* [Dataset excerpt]
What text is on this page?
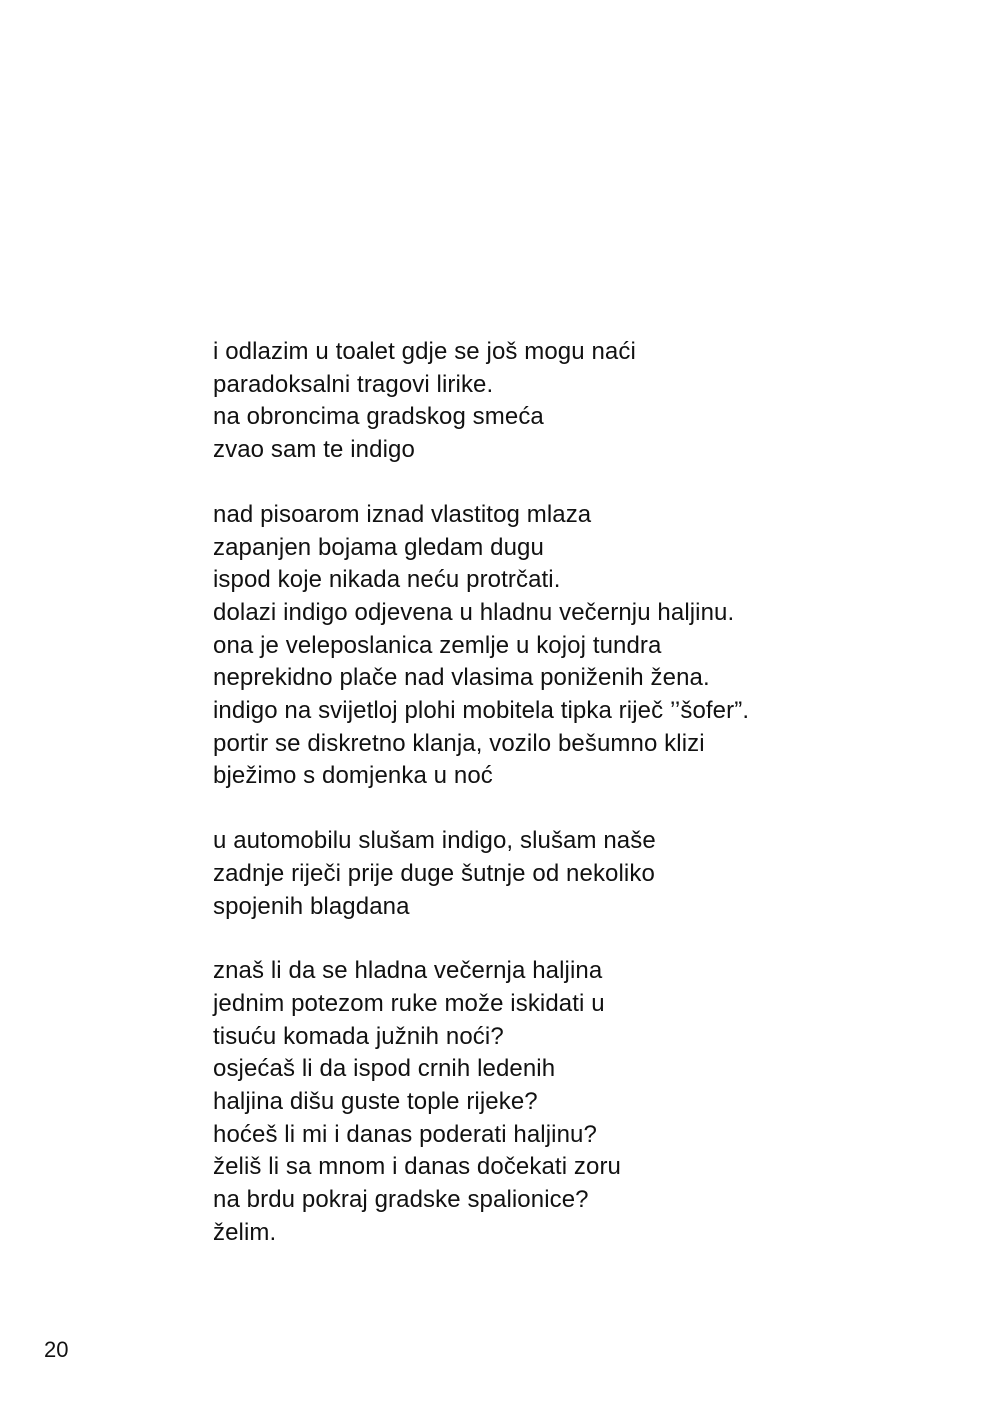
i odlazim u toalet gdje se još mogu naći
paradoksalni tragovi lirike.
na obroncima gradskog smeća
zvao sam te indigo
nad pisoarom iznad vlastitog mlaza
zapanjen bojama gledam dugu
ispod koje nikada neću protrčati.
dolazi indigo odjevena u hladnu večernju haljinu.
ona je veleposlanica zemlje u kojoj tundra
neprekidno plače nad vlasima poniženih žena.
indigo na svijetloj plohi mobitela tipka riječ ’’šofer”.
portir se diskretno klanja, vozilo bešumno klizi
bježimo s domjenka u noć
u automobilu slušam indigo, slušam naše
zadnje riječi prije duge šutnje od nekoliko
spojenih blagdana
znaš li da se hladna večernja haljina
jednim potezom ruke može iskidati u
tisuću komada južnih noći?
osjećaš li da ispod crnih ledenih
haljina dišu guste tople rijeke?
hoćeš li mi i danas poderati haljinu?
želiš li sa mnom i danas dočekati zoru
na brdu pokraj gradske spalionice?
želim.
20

...

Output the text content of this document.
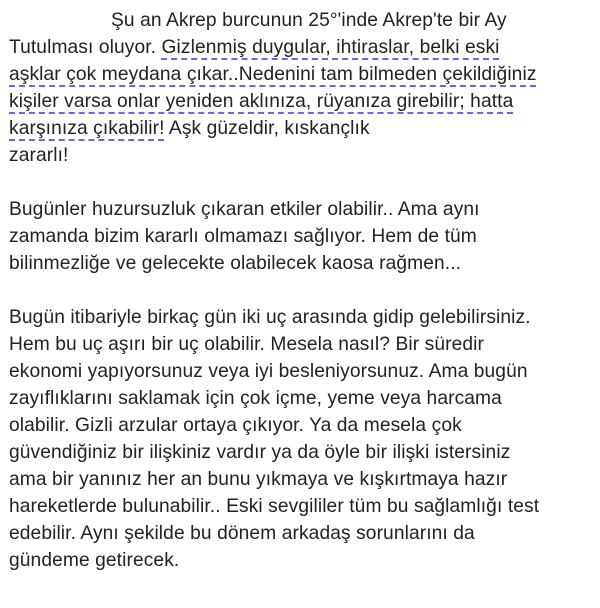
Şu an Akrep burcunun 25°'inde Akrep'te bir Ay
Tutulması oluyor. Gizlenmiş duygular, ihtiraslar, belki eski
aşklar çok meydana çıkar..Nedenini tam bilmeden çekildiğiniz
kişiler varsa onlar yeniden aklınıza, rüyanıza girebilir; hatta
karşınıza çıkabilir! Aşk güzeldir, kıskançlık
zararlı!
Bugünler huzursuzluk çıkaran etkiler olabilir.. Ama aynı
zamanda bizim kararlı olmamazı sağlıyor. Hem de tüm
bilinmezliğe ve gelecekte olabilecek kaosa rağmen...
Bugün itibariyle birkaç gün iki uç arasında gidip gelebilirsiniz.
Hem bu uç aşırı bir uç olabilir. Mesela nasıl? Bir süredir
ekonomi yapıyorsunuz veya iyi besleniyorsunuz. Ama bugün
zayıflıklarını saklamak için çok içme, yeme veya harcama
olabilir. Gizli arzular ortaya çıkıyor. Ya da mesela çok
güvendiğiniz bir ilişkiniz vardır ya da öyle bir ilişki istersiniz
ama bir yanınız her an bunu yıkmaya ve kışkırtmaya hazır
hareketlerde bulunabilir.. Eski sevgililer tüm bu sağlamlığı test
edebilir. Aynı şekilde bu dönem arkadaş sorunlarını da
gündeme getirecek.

==

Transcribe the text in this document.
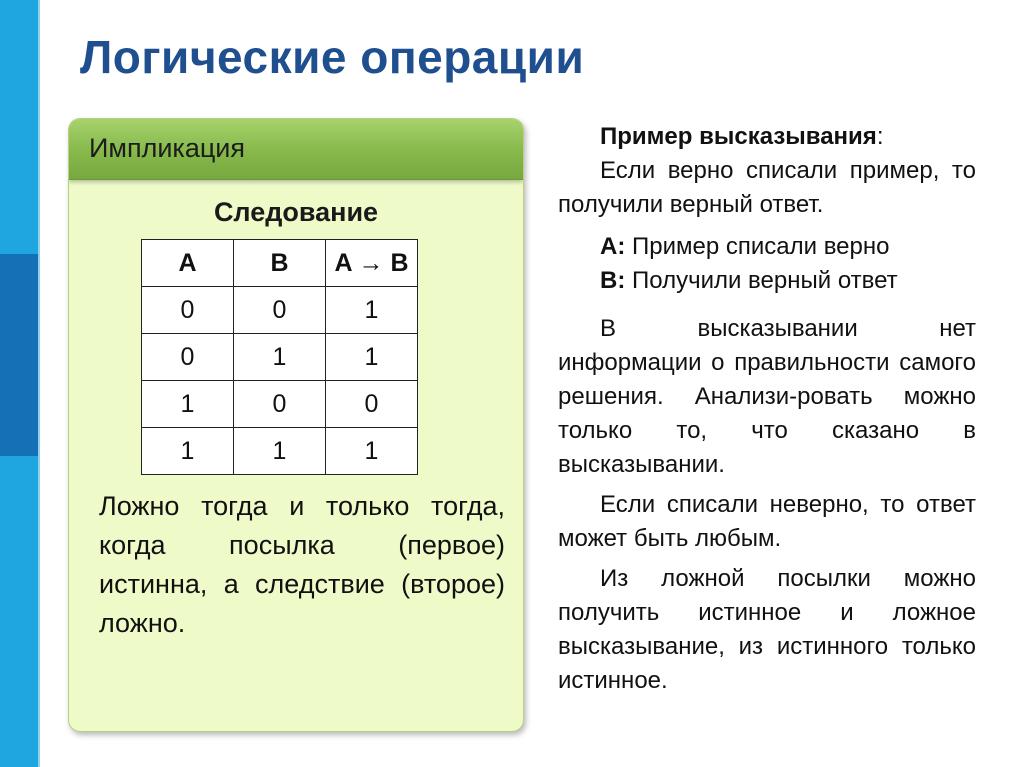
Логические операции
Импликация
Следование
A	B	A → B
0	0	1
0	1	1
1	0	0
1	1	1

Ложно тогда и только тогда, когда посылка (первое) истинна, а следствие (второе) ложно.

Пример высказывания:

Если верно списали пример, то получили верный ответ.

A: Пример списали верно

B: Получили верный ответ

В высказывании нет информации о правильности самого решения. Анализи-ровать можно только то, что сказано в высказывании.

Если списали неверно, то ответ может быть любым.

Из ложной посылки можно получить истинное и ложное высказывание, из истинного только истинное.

* [Do this] The word "ispod" may appear on some lines of these records; state how many such lines there are, and nothing else.

* [Answer to the problem] 2